Given request →
Report only the number of lines in this material that include "hiếm".

==========

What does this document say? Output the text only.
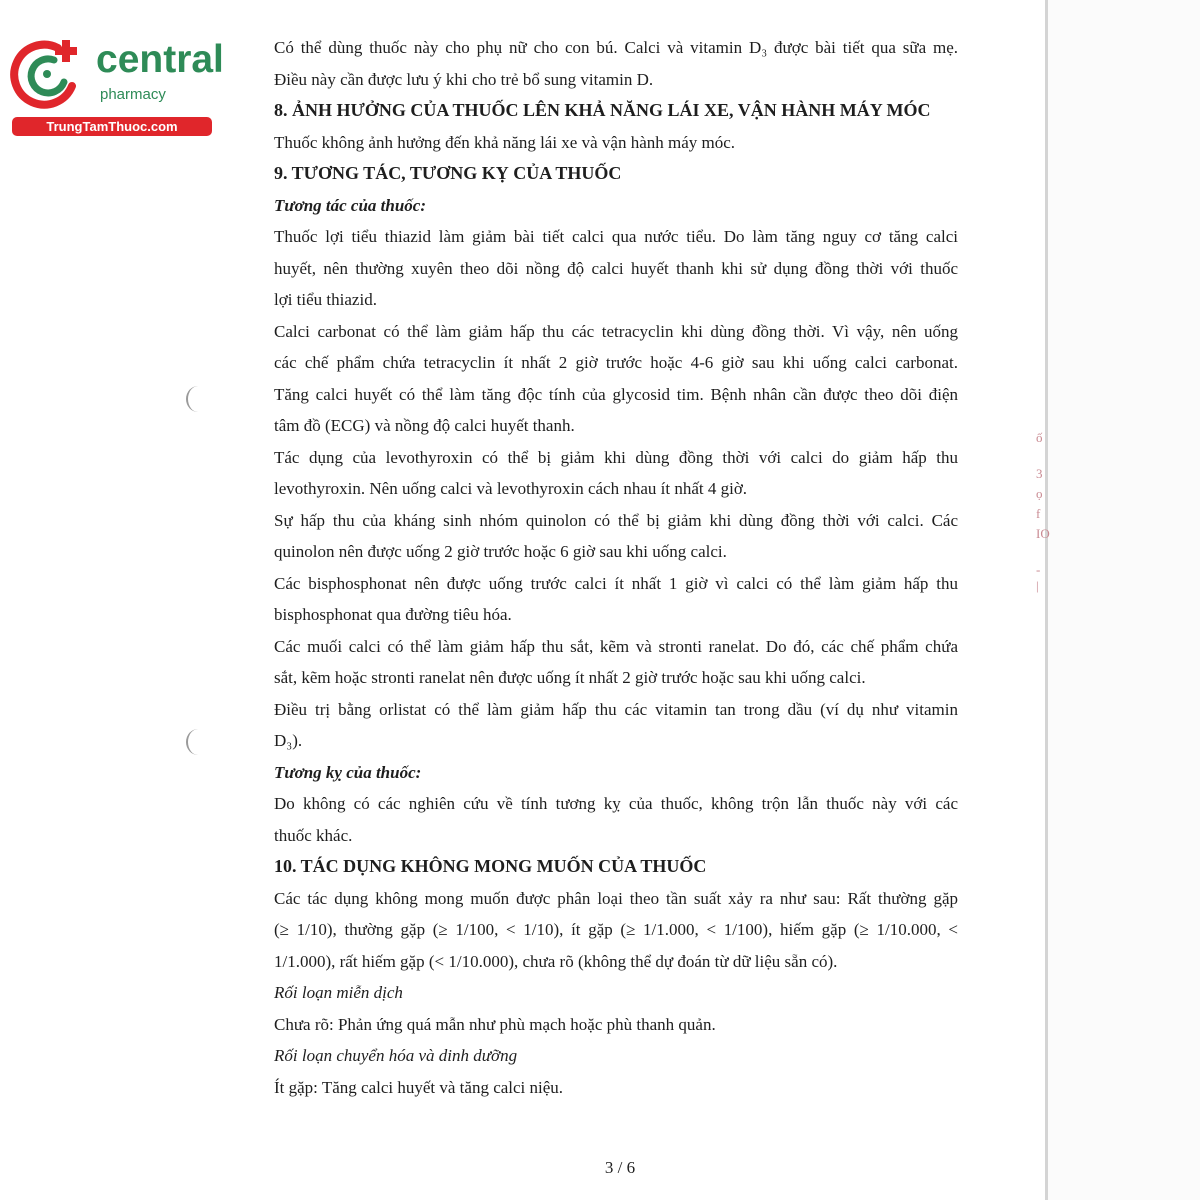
central
pharmacy
TrungTamThuoc.com
ố
3
ọ
f
IO
-
|
Có thể dùng thuốc này cho phụ nữ cho con bú. Calci và vitamin D₃ được bài tiết qua sữa mẹ.
Điều này cần được lưu ý khi cho trẻ bổ sung vitamin D.
8. ẢNH HƯỞNG CỦA THUỐC LÊN KHẢ NĂNG LÁI XE, VẬN HÀNH MÁY MÓC
Thuốc không ảnh hưởng đến khả năng lái xe và vận hành máy móc.
9. TƯƠNG TÁC, TƯƠNG KỴ CỦA THUỐC
Tương tác của thuốc:
Thuốc lợi tiểu thiazid làm giảm bài tiết calci qua nước tiểu. Do làm tăng nguy cơ tăng calci
huyết, nên thường xuyên theo dõi nồng độ calci huyết thanh khi sử dụng đồng thời với thuốc
lợi tiểu thiazid.
Calci carbonat có thể làm giảm hấp thu các tetracyclin khi dùng đồng thời. Vì vậy, nên uống
các chế phẩm chứa tetracyclin ít nhất 2 giờ trước hoặc 4-6 giờ sau khi uống calci carbonat.
Tăng calci huyết có thể làm tăng độc tính của glycosid tim. Bệnh nhân cần được theo dõi điện
tâm đồ (ECG) và nồng độ calci huyết thanh.
Tác dụng của levothyroxin có thể bị giảm khi dùng đồng thời với calci do giảm hấp thu
levothyroxin. Nên uống calci và levothyroxin cách nhau ít nhất 4 giờ.
Sự hấp thu của kháng sinh nhóm quinolon có thể bị giảm khi dùng đồng thời với calci. Các
quinolon nên được uống 2 giờ trước hoặc 6 giờ sau khi uống calci.
Các bisphosphonat nên được uống trước calci ít nhất 1 giờ vì calci có thể làm giảm hấp thu
bisphosphonat qua đường tiêu hóa.
Các muối calci có thể làm giảm hấp thu sắt, kẽm và stronti ranelat. Do đó, các chế phẩm chứa
sắt, kẽm hoặc stronti ranelat nên được uống ít nhất 2 giờ trước hoặc sau khi uống calci.
Điều trị bằng orlistat có thể làm giảm hấp thu các vitamin tan trong dầu (ví dụ như vitamin
D₃).
Tương kỵ của thuốc:
Do không có các nghiên cứu về tính tương kỵ của thuốc, không trộn lẫn thuốc này với các
thuốc khác.
10. TÁC DỤNG KHÔNG MONG MUỐN CỦA THUỐC
Các tác dụng không mong muốn được phân loại theo tần suất xảy ra như sau: Rất thường gặp
(≥ 1/10), thường gặp (≥ 1/100, < 1/10), ít gặp (≥ 1/1.000, < 1/100), hiếm gặp (≥ 1/10.000, <
1/1.000), rất hiếm gặp (< 1/10.000), chưa rõ (không thể dự đoán từ dữ liệu sẵn có).
Rối loạn miễn dịch
Chưa rõ: Phản ứng quá mẫn như phù mạch hoặc phù thanh quản.
Rối loạn chuyển hóa và dinh dưỡng
Ít gặp: Tăng calci huyết và tăng calci niệu.
3 / 6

==========

The completed task →
2